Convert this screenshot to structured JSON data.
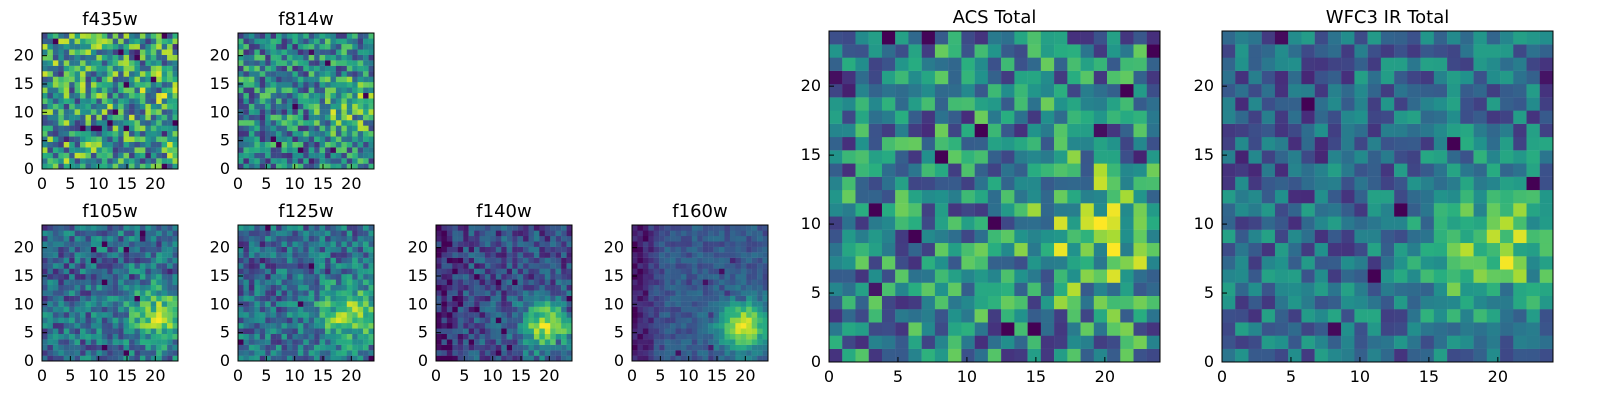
{
  "figure": {
    "colormap": "viridis",
    "palette": [
      "#440154",
      "#472d7b",
      "#3b528b",
      "#2c728e",
      "#21918c",
      "#28ae80",
      "#5ec962",
      "#addc30",
      "#fde725"
    ]
  },
  "chart_data": [
    {
      "type": "heatmap",
      "title": "f435w",
      "grid_size": 25,
      "xlim": [
        0,
        24
      ],
      "ylim": [
        0,
        24
      ],
      "xticks": [
        0,
        5,
        10,
        15,
        20
      ],
      "yticks": [
        0,
        5,
        10,
        15,
        20
      ],
      "hotspot": [
        22,
        12
      ],
      "pattern": "noisy-uniform",
      "seed": 11
    },
    {
      "type": "heatmap",
      "title": "f814w",
      "grid_size": 25,
      "xlim": [
        0,
        24
      ],
      "ylim": [
        0,
        24
      ],
      "xticks": [
        0,
        5,
        10,
        15,
        20
      ],
      "yticks": [
        0,
        5,
        10,
        15,
        20
      ],
      "hotspot": [
        20,
        11
      ],
      "pattern": "noisy-hotspot",
      "seed": 23
    },
    {
      "type": "heatmap",
      "title": "f105w",
      "grid_size": 25,
      "xlim": [
        0,
        24
      ],
      "ylim": [
        0,
        24
      ],
      "xticks": [
        0,
        5,
        10,
        15,
        20
      ],
      "yticks": [
        0,
        5,
        10,
        15,
        20
      ],
      "hotspot": [
        21,
        8
      ],
      "pattern": "hotspot",
      "seed": 37
    },
    {
      "type": "heatmap",
      "title": "f125w",
      "grid_size": 25,
      "xlim": [
        0,
        24
      ],
      "ylim": [
        0,
        24
      ],
      "xticks": [
        0,
        5,
        10,
        15,
        20
      ],
      "yticks": [
        0,
        5,
        10,
        15,
        20
      ],
      "hotspot": [
        20,
        8
      ],
      "pattern": "hotspot",
      "seed": 41
    },
    {
      "type": "heatmap",
      "title": "f140w",
      "grid_size": 25,
      "xlim": [
        0,
        24
      ],
      "ylim": [
        0,
        24
      ],
      "xticks": [
        0,
        5,
        10,
        15,
        20
      ],
      "yticks": [
        0,
        5,
        10,
        15,
        20
      ],
      "hotspot": [
        20,
        6
      ],
      "pattern": "dark-hotspot",
      "seed": 53
    },
    {
      "type": "heatmap",
      "title": "f160w",
      "grid_size": 25,
      "xlim": [
        0,
        24
      ],
      "ylim": [
        0,
        24
      ],
      "xticks": [
        0,
        5,
        10,
        15,
        20
      ],
      "yticks": [
        0,
        5,
        10,
        15,
        20
      ],
      "hotspot": [
        20,
        6
      ],
      "pattern": "smooth-hotspot",
      "seed": 67
    },
    {
      "type": "heatmap",
      "title": "ACS Total",
      "grid_size": 25,
      "xlim": [
        0,
        24
      ],
      "ylim": [
        0,
        24
      ],
      "xticks": [
        0,
        5,
        10,
        15,
        20
      ],
      "yticks": [
        0,
        5,
        10,
        15,
        20
      ],
      "hotspot": [
        20,
        9
      ],
      "pattern": "noisy-hotspot",
      "seed": 79
    },
    {
      "type": "heatmap",
      "title": "WFC3 IR Total",
      "grid_size": 25,
      "xlim": [
        0,
        24
      ],
      "ylim": [
        0,
        24
      ],
      "xticks": [
        0,
        5,
        10,
        15,
        20
      ],
      "yticks": [
        0,
        5,
        10,
        15,
        20
      ],
      "hotspot": [
        20,
        8
      ],
      "pattern": "hotspot",
      "seed": 97
    }
  ]
}
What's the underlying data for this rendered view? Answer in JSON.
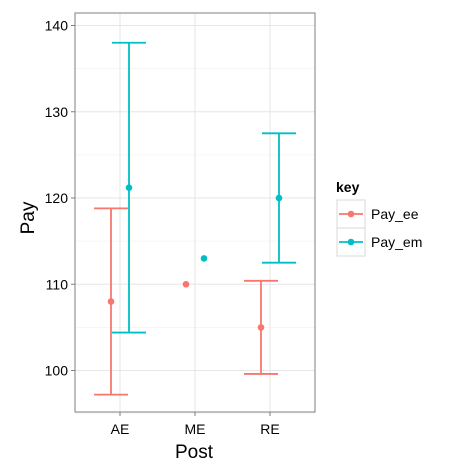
{
  "chart_data": {
    "type": "errorbar",
    "title": "",
    "xlabel": "Post",
    "ylabel": "Pay",
    "categories": [
      "AE",
      "ME",
      "RE"
    ],
    "ylim": [
      95,
      140
    ],
    "yticks": [
      100,
      110,
      120,
      130,
      140
    ],
    "grid": true,
    "legend": {
      "title": "key",
      "position": "right"
    },
    "series": [
      {
        "name": "Pay_ee",
        "color": "#F8766D",
        "points": [
          {
            "x": "AE",
            "y": 108.0,
            "lower": 97.2,
            "upper": 118.8
          },
          {
            "x": "ME",
            "y": 110.0,
            "lower": null,
            "upper": null
          },
          {
            "x": "RE",
            "y": 105.0,
            "lower": 99.6,
            "upper": 110.4
          }
        ]
      },
      {
        "name": "Pay_em",
        "color": "#00BFC4",
        "points": [
          {
            "x": "AE",
            "y": 121.2,
            "lower": 104.4,
            "upper": 138.0
          },
          {
            "x": "ME",
            "y": 113.0,
            "lower": null,
            "upper": null
          },
          {
            "x": "RE",
            "y": 120.0,
            "lower": 112.5,
            "upper": 127.5
          }
        ]
      }
    ]
  }
}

▸ Exercise directions
All of the lines above should be printed exactly, minus the pictures.

▸ Final answer
Convert this screenshot to structured JSON data.
{
  "figure": {
    "colormap": "viridis",
    "palette": [
      "#440154",
      "#472d7b",
      "#3b528b",
      "#2c728e",
      "#21918c",
      "#28ae80",
      "#5ec962",
      "#addc30",
      "#fde725"
    ]
  },
  "chart_data": [
    {
      "type": "heatmap",
      "title": "f435w",
      "grid_size": 25,
      "xlim": [
        0,
        24
      ],
      "ylim": [
        0,
        24
      ],
      "xticks": [
        0,
        5,
        10,
        15,
        20
      ],
      "yticks": [
        0,
        5,
        10,
        15,
        20
      ],
      "hotspot": [
        22,
        12
      ],
      "pattern": "noisy-uniform",
      "seed": 11
    },
    {
      "type": "heatmap",
      "title": "f814w",
      "grid_size": 25,
      "xlim": [
        0,
        24
      ],
      "ylim": [
        0,
        24
      ],
      "xticks": [
        0,
        5,
        10,
        15,
        20
      ],
      "yticks": [
        0,
        5,
        10,
        15,
        20
      ],
      "hotspot": [
        20,
        11
      ],
      "pattern": "noisy-hotspot",
      "seed": 23
    },
    {
      "type": "heatmap",
      "title": "f105w",
      "grid_size": 25,
      "xlim": [
        0,
        24
      ],
      "ylim": [
        0,
        24
      ],
      "xticks": [
        0,
        5,
        10,
        15,
        20
      ],
      "yticks": [
        0,
        5,
        10,
        15,
        20
      ],
      "hotspot": [
        21,
        8
      ],
      "pattern": "hotspot",
      "seed": 37
    },
    {
      "type": "heatmap",
      "title": "f125w",
      "grid_size": 25,
      "xlim": [
        0,
        24
      ],
      "ylim": [
        0,
        24
      ],
      "xticks": [
        0,
        5,
        10,
        15,
        20
      ],
      "yticks": [
        0,
        5,
        10,
        15,
        20
      ],
      "hotspot": [
        20,
        8
      ],
      "pattern": "hotspot",
      "seed": 41
    },
    {
      "type": "heatmap",
      "title": "f140w",
      "grid_size": 25,
      "xlim": [
        0,
        24
      ],
      "ylim": [
        0,
        24
      ],
      "xticks": [
        0,
        5,
        10,
        15,
        20
      ],
      "yticks": [
        0,
        5,
        10,
        15,
        20
      ],
      "hotspot": [
        20,
        6
      ],
      "pattern": "dark-hotspot",
      "seed": 53
    },
    {
      "type": "heatmap",
      "title": "f160w",
      "grid_size": 25,
      "xlim": [
        0,
        24
      ],
      "ylim": [
        0,
        24
      ],
      "xticks": [
        0,
        5,
        10,
        15,
        20
      ],
      "yticks": [
        0,
        5,
        10,
        15,
        20
      ],
      "hotspot": [
        20,
        6
      ],
      "pattern": "smooth-hotspot",
      "seed": 67
    },
    {
      "type": "heatmap",
      "title": "ACS Total",
      "grid_size": 25,
      "xlim": [
        0,
        24
      ],
      "ylim": [
        0,
        24
      ],
      "xticks": [
        0,
        5,
        10,
        15,
        20
      ],
      "yticks": [
        0,
        5,
        10,
        15,
        20
      ],
      "hotspot": [
        20,
        9
      ],
      "pattern": "noisy-hotspot",
      "seed": 79
    },
    {
      "type": "heatmap",
      "title": "WFC3 IR Total",
      "grid_size": 25,
      "xlim": [
        0,
        24
      ],
      "ylim": [
        0,
        24
      ],
      "xticks": [
        0,
        5,
        10,
        15,
        20
      ],
      "yticks": [
        0,
        5,
        10,
        15,
        20
      ],
      "hotspot": [
        20,
        8
      ],
      "pattern": "hotspot",
      "seed": 97
    }
  ]
}
What's the underlying data for this rendered view? Answer in JSON.
{
  "chart_data": {
    "type": "errorbar",
    "title": "",
    "xlabel": "Post",
    "ylabel": "Pay",
    "categories": [
      "AE",
      "ME",
      "RE"
    ],
    "ylim": [
      95,
      140
    ],
    "yticks": [
      100,
      110,
      120,
      130,
      140
    ],
    "grid": true,
    "legend": {
      "title": "key",
      "position": "right"
    },
    "series": [
      {
        "name": "Pay_ee",
        "color": "#F8766D",
        "points": [
          {
            "x": "AE",
            "y": 108.0,
            "lower": 97.2,
            "upper": 118.8
          },
          {
            "x": "ME",
            "y": 110.0,
            "lower": null,
            "upper": null
          },
          {
            "x": "RE",
            "y": 105.0,
            "lower": 99.6,
            "upper": 110.4
          }
        ]
      },
      {
        "name": "Pay_em",
        "color": "#00BFC4",
        "points": [
          {
            "x": "AE",
            "y": 121.2,
            "lower": 104.4,
            "upper": 138.0
          },
          {
            "x": "ME",
            "y": 113.0,
            "lower": null,
            "upper": null
          },
          {
            "x": "RE",
            "y": 120.0,
            "lower": 112.5,
            "upper": 127.5
          }
        ]
      }
    ]
  }
}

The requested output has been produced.